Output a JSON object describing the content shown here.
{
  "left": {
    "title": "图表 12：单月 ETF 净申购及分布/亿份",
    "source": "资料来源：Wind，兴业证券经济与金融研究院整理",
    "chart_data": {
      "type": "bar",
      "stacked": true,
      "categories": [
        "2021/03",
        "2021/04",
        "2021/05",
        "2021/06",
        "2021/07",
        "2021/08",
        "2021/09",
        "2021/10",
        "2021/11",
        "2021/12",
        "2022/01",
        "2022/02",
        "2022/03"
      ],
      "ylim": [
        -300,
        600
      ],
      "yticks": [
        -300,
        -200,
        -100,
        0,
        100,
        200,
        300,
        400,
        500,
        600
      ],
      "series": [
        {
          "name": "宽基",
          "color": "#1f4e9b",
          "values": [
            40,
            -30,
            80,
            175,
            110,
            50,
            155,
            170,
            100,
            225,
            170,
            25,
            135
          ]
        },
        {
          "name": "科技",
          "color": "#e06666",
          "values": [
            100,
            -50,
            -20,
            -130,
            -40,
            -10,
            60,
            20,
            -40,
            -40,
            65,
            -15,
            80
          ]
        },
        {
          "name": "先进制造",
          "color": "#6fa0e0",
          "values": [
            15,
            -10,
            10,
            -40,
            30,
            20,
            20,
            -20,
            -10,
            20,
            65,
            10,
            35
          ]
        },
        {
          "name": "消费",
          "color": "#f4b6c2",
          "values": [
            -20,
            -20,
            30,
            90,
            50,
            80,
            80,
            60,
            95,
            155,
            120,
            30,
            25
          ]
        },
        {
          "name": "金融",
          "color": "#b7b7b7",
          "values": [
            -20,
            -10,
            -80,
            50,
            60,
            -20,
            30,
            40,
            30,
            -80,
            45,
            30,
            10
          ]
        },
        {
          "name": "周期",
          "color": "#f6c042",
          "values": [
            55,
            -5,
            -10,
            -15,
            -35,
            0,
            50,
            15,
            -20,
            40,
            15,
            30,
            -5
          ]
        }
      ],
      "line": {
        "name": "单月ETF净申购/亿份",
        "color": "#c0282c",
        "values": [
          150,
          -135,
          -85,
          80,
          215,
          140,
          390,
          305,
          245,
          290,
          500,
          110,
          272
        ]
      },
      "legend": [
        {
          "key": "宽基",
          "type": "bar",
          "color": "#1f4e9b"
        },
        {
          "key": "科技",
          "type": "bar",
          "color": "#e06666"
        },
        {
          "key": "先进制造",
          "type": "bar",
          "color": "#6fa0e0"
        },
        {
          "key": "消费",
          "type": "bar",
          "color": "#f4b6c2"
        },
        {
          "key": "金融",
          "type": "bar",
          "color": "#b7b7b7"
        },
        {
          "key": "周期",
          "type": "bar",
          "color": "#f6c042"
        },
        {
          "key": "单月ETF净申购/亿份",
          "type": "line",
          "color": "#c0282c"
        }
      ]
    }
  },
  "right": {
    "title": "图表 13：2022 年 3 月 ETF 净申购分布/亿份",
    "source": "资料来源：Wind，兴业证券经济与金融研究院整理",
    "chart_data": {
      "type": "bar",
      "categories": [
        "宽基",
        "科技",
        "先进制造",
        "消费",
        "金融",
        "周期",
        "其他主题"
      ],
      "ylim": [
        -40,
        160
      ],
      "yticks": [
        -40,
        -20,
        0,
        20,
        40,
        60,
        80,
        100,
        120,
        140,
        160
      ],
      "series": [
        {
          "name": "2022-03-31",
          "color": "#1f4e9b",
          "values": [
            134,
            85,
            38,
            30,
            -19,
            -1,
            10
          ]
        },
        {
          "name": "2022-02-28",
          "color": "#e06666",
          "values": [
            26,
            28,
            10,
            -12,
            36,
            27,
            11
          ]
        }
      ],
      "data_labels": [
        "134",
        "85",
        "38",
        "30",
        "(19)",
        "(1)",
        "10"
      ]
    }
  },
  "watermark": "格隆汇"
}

..........

Task instructions:
Return all of the entries word for word.

Complete response:
Output a JSON object describing the content shown here.
{
  "left": {
    "title": "图表 12：单月 ETF 净申购及分布/亿份",
    "source": "资料来源：Wind，兴业证券经济与金融研究院整理",
    "chart_data": {
      "type": "bar",
      "stacked": true,
      "categories": [
        "2021/03",
        "2021/04",
        "2021/05",
        "2021/06",
        "2021/07",
        "2021/08",
        "2021/09",
        "2021/10",
        "2021/11",
        "2021/12",
        "2022/01",
        "2022/02",
        "2022/03"
      ],
      "ylim": [
        -300,
        600
      ],
      "yticks": [
        -300,
        -200,
        -100,
        0,
        100,
        200,
        300,
        400,
        500,
        600
      ],
      "series": [
        {
          "name": "宽基",
          "color": "#1f4e9b",
          "values": [
            40,
            -30,
            80,
            175,
            110,
            50,
            155,
            170,
            100,
            225,
            170,
            25,
            135
          ]
        },
        {
          "name": "科技",
          "color": "#e06666",
          "values": [
            100,
            -50,
            -20,
            -130,
            -40,
            -10,
            60,
            20,
            -40,
            -40,
            65,
            -15,
            80
          ]
        },
        {
          "name": "先进制造",
          "color": "#6fa0e0",
          "values": [
            15,
            -10,
            10,
            -40,
            30,
            20,
            20,
            -20,
            -10,
            20,
            65,
            10,
            35
          ]
        },
        {
          "name": "消费",
          "color": "#f4b6c2",
          "values": [
            -20,
            -20,
            30,
            90,
            50,
            80,
            80,
            60,
            95,
            155,
            120,
            30,
            25
          ]
        },
        {
          "name": "金融",
          "color": "#b7b7b7",
          "values": [
            -20,
            -10,
            -80,
            50,
            60,
            -20,
            30,
            40,
            30,
            -80,
            45,
            30,
            10
          ]
        },
        {
          "name": "周期",
          "color": "#f6c042",
          "values": [
            55,
            -5,
            -10,
            -15,
            -35,
            0,
            50,
            15,
            -20,
            40,
            15,
            30,
            -5
          ]
        }
      ],
      "line": {
        "name": "单月ETF净申购/亿份",
        "color": "#c0282c",
        "values": [
          150,
          -135,
          -85,
          80,
          215,
          140,
          390,
          305,
          245,
          290,
          500,
          110,
          272
        ]
      },
      "legend": [
        {
          "key": "宽基",
          "type": "bar",
          "color": "#1f4e9b"
        },
        {
          "key": "科技",
          "type": "bar",
          "color": "#e06666"
        },
        {
          "key": "先进制造",
          "type": "bar",
          "color": "#6fa0e0"
        },
        {
          "key": "消费",
          "type": "bar",
          "color": "#f4b6c2"
        },
        {
          "key": "金融",
          "type": "bar",
          "color": "#b7b7b7"
        },
        {
          "key": "周期",
          "type": "bar",
          "color": "#f6c042"
        },
        {
          "key": "单月ETF净申购/亿份",
          "type": "line",
          "color": "#c0282c"
        }
      ]
    }
  },
  "right": {
    "title": "图表 13：2022 年 3 月 ETF 净申购分布/亿份",
    "source": "资料来源：Wind，兴业证券经济与金融研究院整理",
    "chart_data": {
      "type": "bar",
      "categories": [
        "宽基",
        "科技",
        "先进制造",
        "消费",
        "金融",
        "周期",
        "其他主题"
      ],
      "ylim": [
        -40,
        160
      ],
      "yticks": [
        -40,
        -20,
        0,
        20,
        40,
        60,
        80,
        100,
        120,
        140,
        160
      ],
      "series": [
        {
          "name": "2022-03-31",
          "color": "#1f4e9b",
          "values": [
            134,
            85,
            38,
            30,
            -19,
            -1,
            10
          ]
        },
        {
          "name": "2022-02-28",
          "color": "#e06666",
          "values": [
            26,
            28,
            10,
            -12,
            36,
            27,
            11
          ]
        }
      ],
      "data_labels": [
        "134",
        "85",
        "38",
        "30",
        "(19)",
        "(1)",
        "10"
      ]
    }
  },
  "watermark": "格隆汇"
}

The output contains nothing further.